▸ TÂCHE 1
Recopiez tel quel, dans l'article sur la surmortalité estivale, le passage allant de "Malgré deux longs" jusqu'à "pas encore connu.".
▸ TÂCHE 2
Poursuivez l'article sur les décès liés aux fortes chaleurs à la suite de sa dernière phrase.

▸ EXTRAIT DE PAGE
※ ※ ※

STG / Reporters

12% de décès en plus cet été à cause des fortes chaleurs

Malgré deux longs épisodes de fortes chaleurs, le nombre de décès supplémentaires attendus après cet été est moins important que prévu, a indiqué mardi l'ex-Institut scientifique de Santé publique Sciensano. Le nombre total de décès supplémentaires n'est toutefois pas encore connu.

Face aux pics d'ozone et aux températures élevées de ces mois d'été, les scientifiques prévoyaient une surmortalité importante pour la période estivale. Toutefois, le taux de décès additionnels durant la première vague de chaleur n'a dépassé que de 6,3% le nombre de morts attendues. La canicule avait duré 12 jours, du 28 juin au 9 juillet.

Quant à la seconde vague, entre le 20 juillet et le 9 août, Sciensano (ex-Institut scientifique de Santé publique) considère que la surmortalité a été "modérée" durant cette période, avec 12,7% de décès supplémentaires.

Ainsi, 3.408 décès ont été enregistrés durant le premier épisode de chaleur au lieu des 3.206 attendus, soit 202 de plus. La deuxième phase, longue de 21 jours, a emporté 6.193 personnes contre 5.491 prévus, soit 702 trépas additionnels. Les causes des décès n'ont cependant pas encore été précisées à l'institut, qui se veut donc prudent à l'heure de tirer des conclusions. "Des analyses plus approfondies prendront cours après l'été", précise-t-il.

※ ※ ※

▸ INFORMATIONS SOURCES
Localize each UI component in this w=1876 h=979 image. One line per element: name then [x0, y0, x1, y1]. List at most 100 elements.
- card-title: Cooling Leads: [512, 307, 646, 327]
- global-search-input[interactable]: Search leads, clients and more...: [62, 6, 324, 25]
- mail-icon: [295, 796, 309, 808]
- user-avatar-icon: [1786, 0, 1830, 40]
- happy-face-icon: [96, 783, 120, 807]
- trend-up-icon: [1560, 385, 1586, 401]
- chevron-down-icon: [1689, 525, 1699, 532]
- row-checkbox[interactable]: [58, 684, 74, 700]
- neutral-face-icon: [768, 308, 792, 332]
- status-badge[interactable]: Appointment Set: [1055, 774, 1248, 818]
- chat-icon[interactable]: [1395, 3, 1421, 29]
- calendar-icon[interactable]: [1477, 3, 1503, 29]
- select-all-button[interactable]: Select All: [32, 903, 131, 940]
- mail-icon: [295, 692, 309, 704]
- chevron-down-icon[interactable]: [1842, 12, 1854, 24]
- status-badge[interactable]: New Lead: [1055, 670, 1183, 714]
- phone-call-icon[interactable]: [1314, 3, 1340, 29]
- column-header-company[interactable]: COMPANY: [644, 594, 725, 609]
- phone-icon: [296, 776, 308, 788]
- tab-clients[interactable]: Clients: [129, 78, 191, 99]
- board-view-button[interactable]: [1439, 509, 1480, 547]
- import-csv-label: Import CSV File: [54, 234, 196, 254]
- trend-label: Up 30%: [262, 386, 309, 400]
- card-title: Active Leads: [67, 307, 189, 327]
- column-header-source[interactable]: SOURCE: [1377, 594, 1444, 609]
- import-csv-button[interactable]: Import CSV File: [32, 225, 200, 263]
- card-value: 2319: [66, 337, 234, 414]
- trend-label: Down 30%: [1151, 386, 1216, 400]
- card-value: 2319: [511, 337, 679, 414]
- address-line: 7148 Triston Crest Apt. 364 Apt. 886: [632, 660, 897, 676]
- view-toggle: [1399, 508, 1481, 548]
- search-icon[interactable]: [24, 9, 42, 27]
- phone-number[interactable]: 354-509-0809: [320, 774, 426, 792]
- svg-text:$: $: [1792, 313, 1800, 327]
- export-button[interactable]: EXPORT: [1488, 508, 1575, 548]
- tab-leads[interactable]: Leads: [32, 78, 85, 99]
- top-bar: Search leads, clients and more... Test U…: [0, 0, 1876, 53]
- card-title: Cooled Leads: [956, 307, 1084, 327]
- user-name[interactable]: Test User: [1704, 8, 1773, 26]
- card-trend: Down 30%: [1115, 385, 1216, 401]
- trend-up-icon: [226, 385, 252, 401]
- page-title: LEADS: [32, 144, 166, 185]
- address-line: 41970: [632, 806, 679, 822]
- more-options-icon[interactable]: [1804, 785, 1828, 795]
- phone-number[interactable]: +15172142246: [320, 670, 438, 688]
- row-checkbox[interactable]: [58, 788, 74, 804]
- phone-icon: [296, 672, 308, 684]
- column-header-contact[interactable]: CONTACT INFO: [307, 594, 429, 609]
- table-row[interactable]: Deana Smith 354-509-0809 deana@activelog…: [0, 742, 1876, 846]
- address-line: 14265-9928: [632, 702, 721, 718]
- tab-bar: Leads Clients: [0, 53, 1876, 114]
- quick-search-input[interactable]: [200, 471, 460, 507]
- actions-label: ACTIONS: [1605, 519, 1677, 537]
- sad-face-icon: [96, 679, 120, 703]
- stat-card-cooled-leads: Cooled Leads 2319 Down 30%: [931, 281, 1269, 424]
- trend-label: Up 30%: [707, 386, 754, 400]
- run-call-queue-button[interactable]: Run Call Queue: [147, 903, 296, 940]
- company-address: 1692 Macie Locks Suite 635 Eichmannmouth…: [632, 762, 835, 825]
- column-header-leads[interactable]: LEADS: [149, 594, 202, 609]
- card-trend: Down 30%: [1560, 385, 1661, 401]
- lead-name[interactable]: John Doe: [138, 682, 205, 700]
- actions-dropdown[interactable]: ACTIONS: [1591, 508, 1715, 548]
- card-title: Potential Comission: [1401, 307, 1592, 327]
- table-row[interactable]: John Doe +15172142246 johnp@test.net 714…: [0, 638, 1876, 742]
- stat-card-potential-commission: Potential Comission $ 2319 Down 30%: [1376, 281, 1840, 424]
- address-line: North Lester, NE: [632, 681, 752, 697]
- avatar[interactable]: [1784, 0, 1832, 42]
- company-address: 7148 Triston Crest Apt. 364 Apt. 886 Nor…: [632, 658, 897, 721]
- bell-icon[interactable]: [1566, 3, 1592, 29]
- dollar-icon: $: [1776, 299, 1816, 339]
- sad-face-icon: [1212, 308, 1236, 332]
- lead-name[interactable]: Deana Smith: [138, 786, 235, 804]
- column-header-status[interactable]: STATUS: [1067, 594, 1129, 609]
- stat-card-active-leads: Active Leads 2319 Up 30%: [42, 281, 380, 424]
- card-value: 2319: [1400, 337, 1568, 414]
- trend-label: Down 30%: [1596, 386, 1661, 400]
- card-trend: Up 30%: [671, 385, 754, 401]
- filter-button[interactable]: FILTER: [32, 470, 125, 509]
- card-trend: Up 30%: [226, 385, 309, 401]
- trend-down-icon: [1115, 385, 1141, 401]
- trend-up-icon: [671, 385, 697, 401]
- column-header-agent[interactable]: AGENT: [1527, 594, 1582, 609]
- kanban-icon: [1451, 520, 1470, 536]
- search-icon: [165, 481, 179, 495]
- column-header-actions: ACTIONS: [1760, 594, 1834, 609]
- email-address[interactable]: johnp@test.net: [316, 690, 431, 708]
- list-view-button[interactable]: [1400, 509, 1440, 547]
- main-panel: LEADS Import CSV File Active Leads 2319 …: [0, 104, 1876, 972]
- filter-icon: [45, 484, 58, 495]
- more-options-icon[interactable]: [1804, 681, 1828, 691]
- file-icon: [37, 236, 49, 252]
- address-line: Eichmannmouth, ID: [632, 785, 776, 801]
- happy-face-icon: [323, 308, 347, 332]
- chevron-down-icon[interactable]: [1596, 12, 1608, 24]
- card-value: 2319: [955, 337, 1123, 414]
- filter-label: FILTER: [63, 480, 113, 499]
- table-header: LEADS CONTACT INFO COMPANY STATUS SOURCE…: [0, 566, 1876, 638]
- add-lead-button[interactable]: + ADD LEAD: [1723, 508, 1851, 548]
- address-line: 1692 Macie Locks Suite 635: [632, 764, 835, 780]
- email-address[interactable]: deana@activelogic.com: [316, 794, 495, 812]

※ ※ ※

▸ RÉSULTAT PRODUIT 1
Malgré deux longs épisodes de fortes chaleurs, le nombre de décès supplémentaires attendus après cet été est moins important que prévu, a indiqué mardi l'ex-Institut scientifique de Santé publique Sciensano. Le nombre total de décès supplémentaires n'est toutefois pas encore connu.

▸ RÉSULTAT PRODUIT 2
Sciensano met néanmoins en garde contre la reprise d'une activité physique intense, alors que le temps s'est adouci, et renvoie aux conseils dispensés par l'Agence pour une vie de qualité (Aviq).

Les seniors sont particulièrement vulnérables durant les épisodes caniculaires car davantage sujets à l'irritation des voies respiratoires, aux problèmes cardiovasculaires et à la déshydratation. En outre, ils ressentent moins intensément la chaleur et la sensation de soif. Le mécanisme d'évaporation de la sueur, qui assure le refroidissement du corps, fonctionne également moins bien chez elles.